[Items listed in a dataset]
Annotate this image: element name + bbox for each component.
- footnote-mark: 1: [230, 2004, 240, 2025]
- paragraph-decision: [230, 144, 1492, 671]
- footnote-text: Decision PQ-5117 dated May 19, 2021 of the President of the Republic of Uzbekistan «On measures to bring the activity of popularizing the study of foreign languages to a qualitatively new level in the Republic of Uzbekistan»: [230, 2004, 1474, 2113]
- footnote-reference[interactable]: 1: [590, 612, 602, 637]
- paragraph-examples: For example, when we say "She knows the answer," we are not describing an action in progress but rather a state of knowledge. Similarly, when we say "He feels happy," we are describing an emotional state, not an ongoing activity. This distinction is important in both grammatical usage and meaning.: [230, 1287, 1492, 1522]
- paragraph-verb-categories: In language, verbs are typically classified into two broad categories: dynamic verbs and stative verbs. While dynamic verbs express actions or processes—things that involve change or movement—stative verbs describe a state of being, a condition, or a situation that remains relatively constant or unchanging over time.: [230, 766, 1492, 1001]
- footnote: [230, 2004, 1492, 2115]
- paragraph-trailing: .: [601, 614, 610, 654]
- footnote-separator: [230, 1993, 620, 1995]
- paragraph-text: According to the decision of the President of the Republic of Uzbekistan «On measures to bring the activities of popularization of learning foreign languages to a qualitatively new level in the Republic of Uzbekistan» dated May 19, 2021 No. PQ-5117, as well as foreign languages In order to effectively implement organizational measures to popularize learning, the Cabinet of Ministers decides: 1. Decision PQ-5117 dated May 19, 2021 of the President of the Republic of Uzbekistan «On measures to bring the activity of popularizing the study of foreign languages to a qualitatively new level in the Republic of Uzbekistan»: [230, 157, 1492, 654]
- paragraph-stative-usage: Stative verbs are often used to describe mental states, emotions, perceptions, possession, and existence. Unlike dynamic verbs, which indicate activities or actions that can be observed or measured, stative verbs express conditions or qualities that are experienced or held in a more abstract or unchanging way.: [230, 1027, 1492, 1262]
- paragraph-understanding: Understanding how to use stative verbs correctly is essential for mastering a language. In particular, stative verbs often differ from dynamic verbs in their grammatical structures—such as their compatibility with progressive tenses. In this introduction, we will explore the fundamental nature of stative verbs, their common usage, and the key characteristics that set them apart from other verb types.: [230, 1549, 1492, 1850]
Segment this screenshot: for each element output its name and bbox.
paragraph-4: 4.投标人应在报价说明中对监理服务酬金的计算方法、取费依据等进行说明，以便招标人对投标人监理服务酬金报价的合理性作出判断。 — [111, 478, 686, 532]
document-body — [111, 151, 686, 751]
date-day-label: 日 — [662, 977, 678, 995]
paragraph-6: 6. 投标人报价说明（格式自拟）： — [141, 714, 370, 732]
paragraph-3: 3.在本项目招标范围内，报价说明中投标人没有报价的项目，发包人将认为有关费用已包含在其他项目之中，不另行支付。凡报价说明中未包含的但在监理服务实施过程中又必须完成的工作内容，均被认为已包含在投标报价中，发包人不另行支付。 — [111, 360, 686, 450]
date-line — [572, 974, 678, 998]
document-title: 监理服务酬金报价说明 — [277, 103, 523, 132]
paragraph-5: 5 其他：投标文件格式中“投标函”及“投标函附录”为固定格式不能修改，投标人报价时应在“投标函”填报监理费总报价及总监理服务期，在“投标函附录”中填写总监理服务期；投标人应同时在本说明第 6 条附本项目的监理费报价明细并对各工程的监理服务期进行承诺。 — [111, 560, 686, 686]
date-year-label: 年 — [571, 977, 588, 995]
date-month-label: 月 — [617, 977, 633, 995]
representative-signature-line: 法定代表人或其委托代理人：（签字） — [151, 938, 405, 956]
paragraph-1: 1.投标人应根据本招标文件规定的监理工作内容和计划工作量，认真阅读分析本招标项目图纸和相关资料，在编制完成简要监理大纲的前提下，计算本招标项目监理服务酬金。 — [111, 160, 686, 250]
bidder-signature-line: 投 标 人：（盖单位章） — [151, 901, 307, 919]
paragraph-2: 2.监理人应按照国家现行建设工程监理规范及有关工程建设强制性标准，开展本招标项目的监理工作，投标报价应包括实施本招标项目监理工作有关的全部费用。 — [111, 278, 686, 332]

Task directions:
Reproduce all of the data above line for line, with no changes.

Written solution:
Annotate this image: element name + bbox for each component.
- footnote-mark: 1: [230, 2004, 240, 2025]
- paragraph-decision: [230, 144, 1492, 671]
- footnote-text: Decision PQ-5117 dated May 19, 2021 of the President of the Republic of Uzbekistan «On measures to bring the activity of popularizing the study of foreign languages to a qualitatively new level in the Republic of Uzbekistan»: [230, 2004, 1474, 2113]
- footnote-reference[interactable]: 1: [590, 612, 602, 637]
- paragraph-examples: For example, when we say "She knows the answer," we are not describing an action in progress but rather a state of knowledge. Similarly, when we say "He feels happy," we are describing an emotional state, not an ongoing activity. This distinction is important in both grammatical usage and meaning.: [230, 1287, 1492, 1522]
- paragraph-verb-categories: In language, verbs are typically classified into two broad categories: dynamic verbs and stative verbs. While dynamic verbs express actions or processes—things that involve change or movement—stative verbs describe a state of being, a condition, or a situation that remains relatively constant or unchanging over time.: [230, 766, 1492, 1001]
- footnote: [230, 2004, 1492, 2115]
- paragraph-trailing: .: [601, 614, 610, 654]
- footnote-separator: [230, 1993, 620, 1995]
- paragraph-text: According to the decision of the President of the Republic of Uzbekistan «On measures to bring the activities of popularization of learning foreign languages to a qualitatively new level in the Republic of Uzbekistan» dated May 19, 2021 No. PQ-5117, as well as foreign languages In order to effectively implement organizational measures to popularize learning, the Cabinet of Ministers decides: 1. Decision PQ-5117 dated May 19, 2021 of the President of the Republic of Uzbekistan «On measures to bring the activity of popularizing the study of foreign languages to a qualitatively new level in the Republic of Uzbekistan»: [230, 157, 1492, 654]
- paragraph-stative-usage: Stative verbs are often used to describe mental states, emotions, perceptions, possession, and existence. Unlike dynamic verbs, which indicate activities or actions that can be observed or measured, stative verbs express conditions or qualities that are experienced or held in a more abstract or unchanging way.: [230, 1027, 1492, 1262]
- paragraph-understanding: Understanding how to use stative verbs correctly is essential for mastering a language. In particular, stative verbs often differ from dynamic verbs in their grammatical structures—such as their compatibility with progressive tenses. In this introduction, we will explore the fundamental nature of stative verbs, their common usage, and the key characteristics that set them apart from other verb types.: [230, 1549, 1492, 1850]
Segment this screenshot: for each element output its name and bbox.
paragraph-4: 4.投标人应在报价说明中对监理服务酬金的计算方法、取费依据等进行说明，以便招标人对投标人监理服务酬金报价的合理性作出判断。 — [111, 478, 686, 532]
document-body — [111, 151, 686, 751]
date-day-label: 日 — [662, 977, 678, 995]
paragraph-6: 6. 投标人报价说明（格式自拟）： — [141, 714, 370, 732]
paragraph-3: 3.在本项目招标范围内，报价说明中投标人没有报价的项目，发包人将认为有关费用已包含在其他项目之中，不另行支付。凡报价说明中未包含的但在监理服务实施过程中又必须完成的工作内容，均被认为已包含在投标报价中，发包人不另行支付。 — [111, 360, 686, 450]
date-line — [572, 974, 678, 998]
document-title: 监理服务酬金报价说明 — [277, 103, 523, 132]
paragraph-5: 5 其他：投标文件格式中“投标函”及“投标函附录”为固定格式不能修改，投标人报价时应在“投标函”填报监理费总报价及总监理服务期，在“投标函附录”中填写总监理服务期；投标人应同时在本说明第 6 条附本项目的监理费报价明细并对各工程的监理服务期进行承诺。 — [111, 560, 686, 686]
date-year-label: 年 — [571, 977, 588, 995]
date-month-label: 月 — [617, 977, 633, 995]
representative-signature-line: 法定代表人或其委托代理人：（签字） — [151, 938, 405, 956]
paragraph-1: 1.投标人应根据本招标文件规定的监理工作内容和计划工作量，认真阅读分析本招标项目图纸和相关资料，在编制完成简要监理大纲的前提下，计算本招标项目监理服务酬金。 — [111, 160, 686, 250]
bidder-signature-line: 投 标 人：（盖单位章） — [151, 901, 307, 919]
paragraph-2: 2.监理人应按照国家现行建设工程监理规范及有关工程建设强制性标准，开展本招标项目的监理工作，投标报价应包括实施本招标项目监理工作有关的全部费用。 — [111, 278, 686, 332]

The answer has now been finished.